What is being asked: With the pictures omitted, write out the entries that follow exactly as they stand.

Items:
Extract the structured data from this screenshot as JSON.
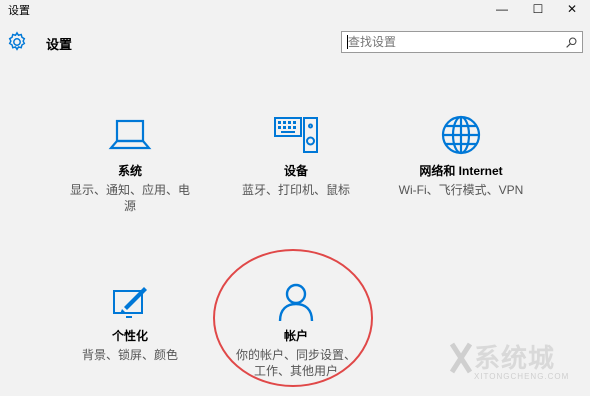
{
  "window": {
    "title": "设置",
    "minimize": "—",
    "maximize": "☐",
    "close": "✕"
  },
  "header": {
    "title": "设置",
    "gear_icon": "gear-icon"
  },
  "search": {
    "placeholder": "查找设置",
    "icon": "search-icon"
  },
  "tiles": [
    {
      "icon": "laptop-icon",
      "title": "系统",
      "desc": "显示、通知、应用、电源"
    },
    {
      "icon": "devices-icon",
      "title": "设备",
      "desc": "蓝牙、打印机、鼠标"
    },
    {
      "icon": "globe-icon",
      "title": "网络和 Internet",
      "desc": "Wi-Fi、飞行模式、VPN"
    },
    {
      "icon": "personalize-icon",
      "title": "个性化",
      "desc": "背景、锁屏、颜色"
    },
    {
      "icon": "account-icon",
      "title": "帐户",
      "desc": "你的帐户、同步设置、工作、其他用户"
    }
  ],
  "watermark": {
    "text": "系统城",
    "sub": "XITONGCHENG.COM"
  },
  "colors": {
    "accent": "#0078d7",
    "annotation": "#e04848",
    "background": "#f2f2f2"
  }
}
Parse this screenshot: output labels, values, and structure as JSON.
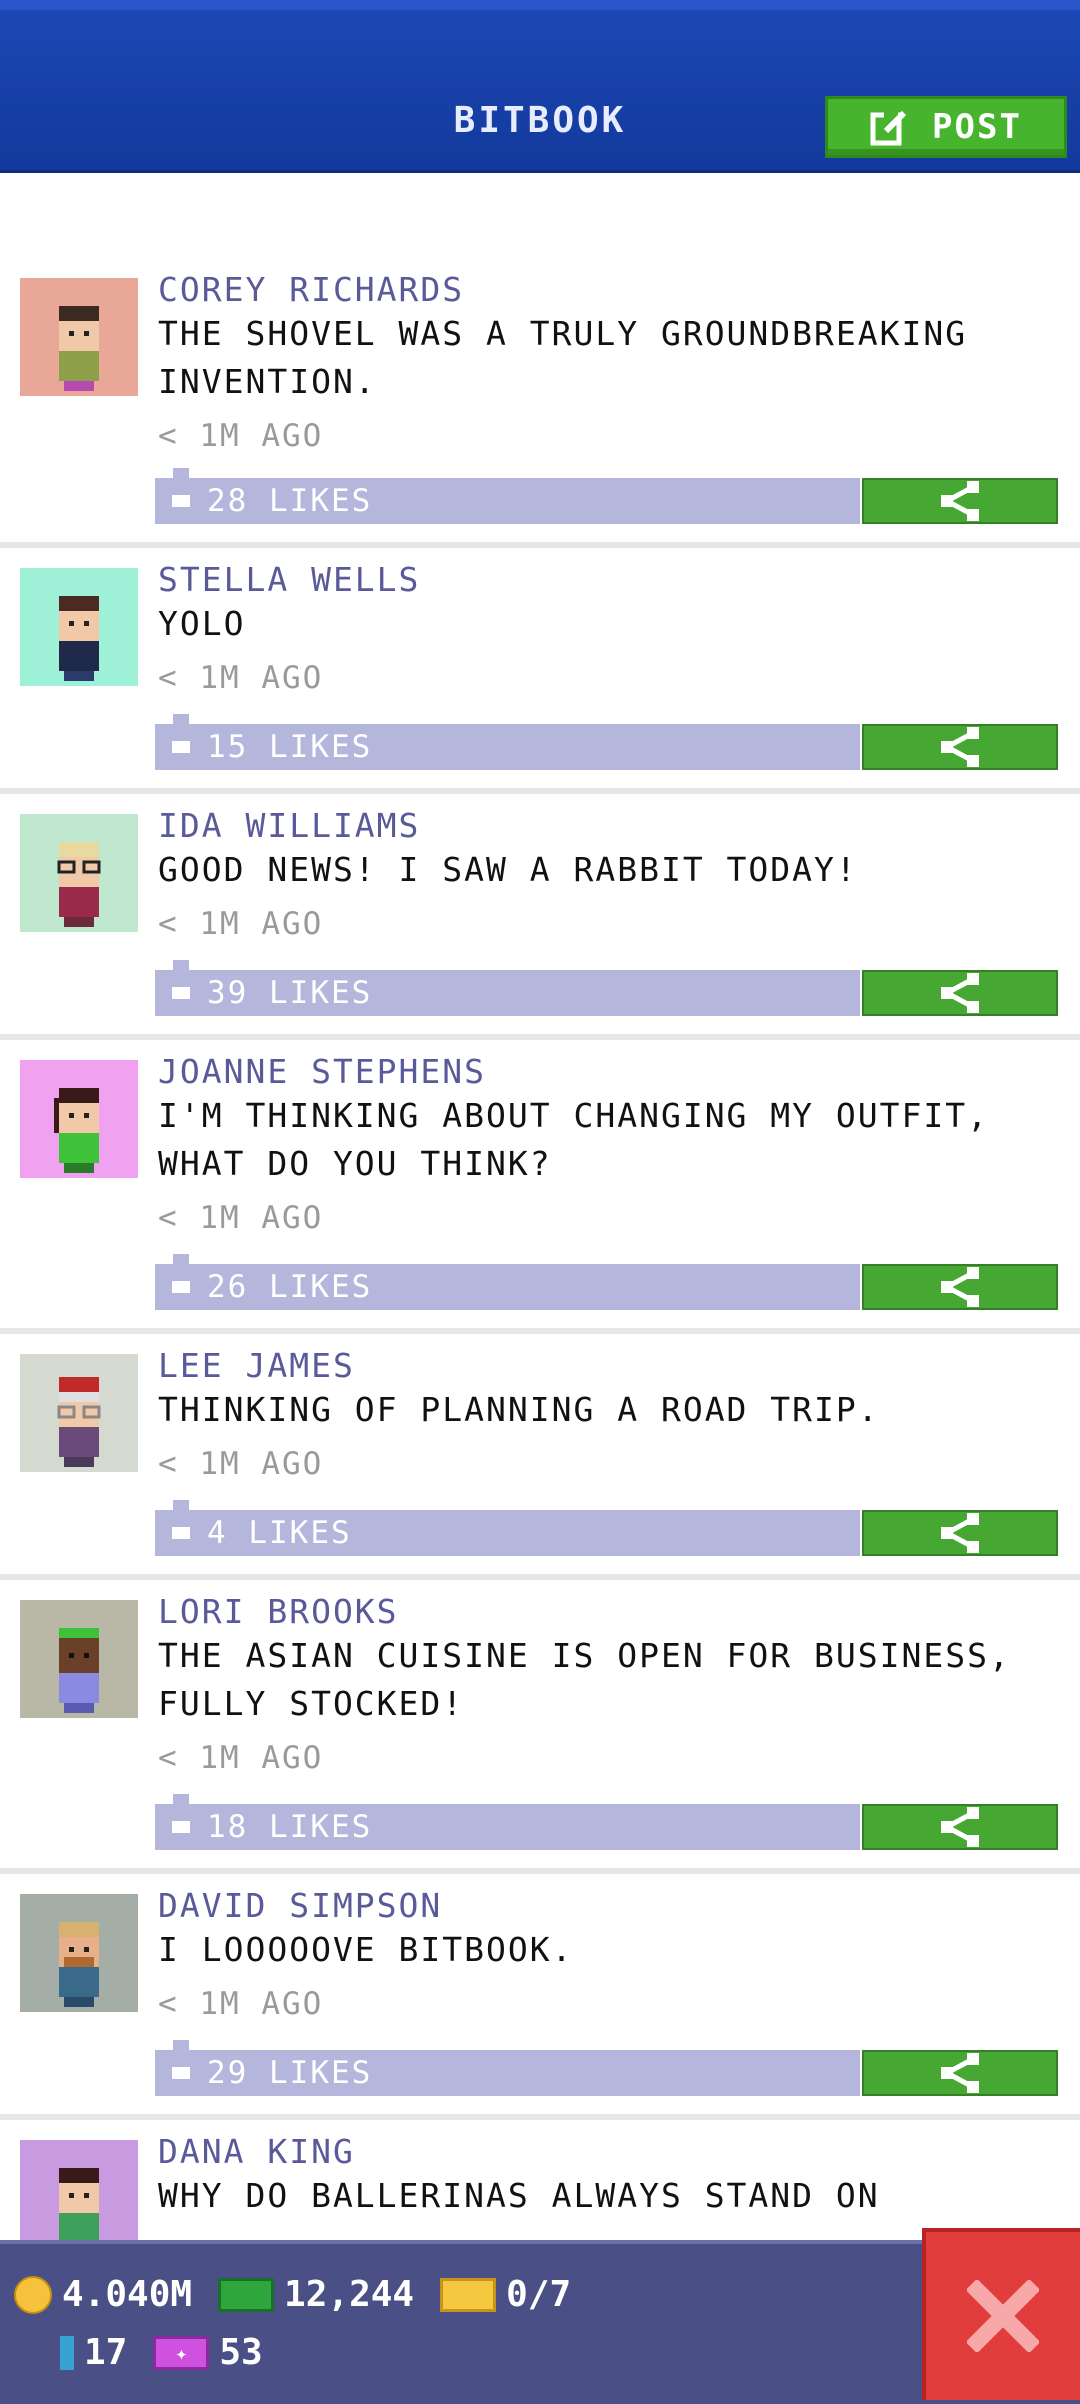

Solution for this exercise:
Extract the structured data from this screenshot as JSON.
{
  "window": {
    "title": "设置",
    "minimize": "—",
    "maximize": "☐",
    "close": "✕"
  },
  "header": {
    "title": "设置",
    "gear_icon": "gear-icon"
  },
  "search": {
    "placeholder": "查找设置",
    "icon": "search-icon"
  },
  "tiles": [
    {
      "icon": "laptop-icon",
      "title": "系统",
      "desc": "显示、通知、应用、电源"
    },
    {
      "icon": "devices-icon",
      "title": "设备",
      "desc": "蓝牙、打印机、鼠标"
    },
    {
      "icon": "globe-icon",
      "title": "网络和 Internet",
      "desc": "Wi-Fi、飞行模式、VPN"
    },
    {
      "icon": "personalize-icon",
      "title": "个性化",
      "desc": "背景、锁屏、颜色"
    },
    {
      "icon": "account-icon",
      "title": "帐户",
      "desc": "你的帐户、同步设置、工作、其他用户"
    }
  ],
  "watermark": {
    "text": "系统城",
    "sub": "XITONGCHENG.COM"
  },
  "colors": {
    "accent": "#0078d7",
    "annotation": "#e04848",
    "background": "#f2f2f2"
  }
}
Parse this screenshot: output labels, values, and structure as JSON.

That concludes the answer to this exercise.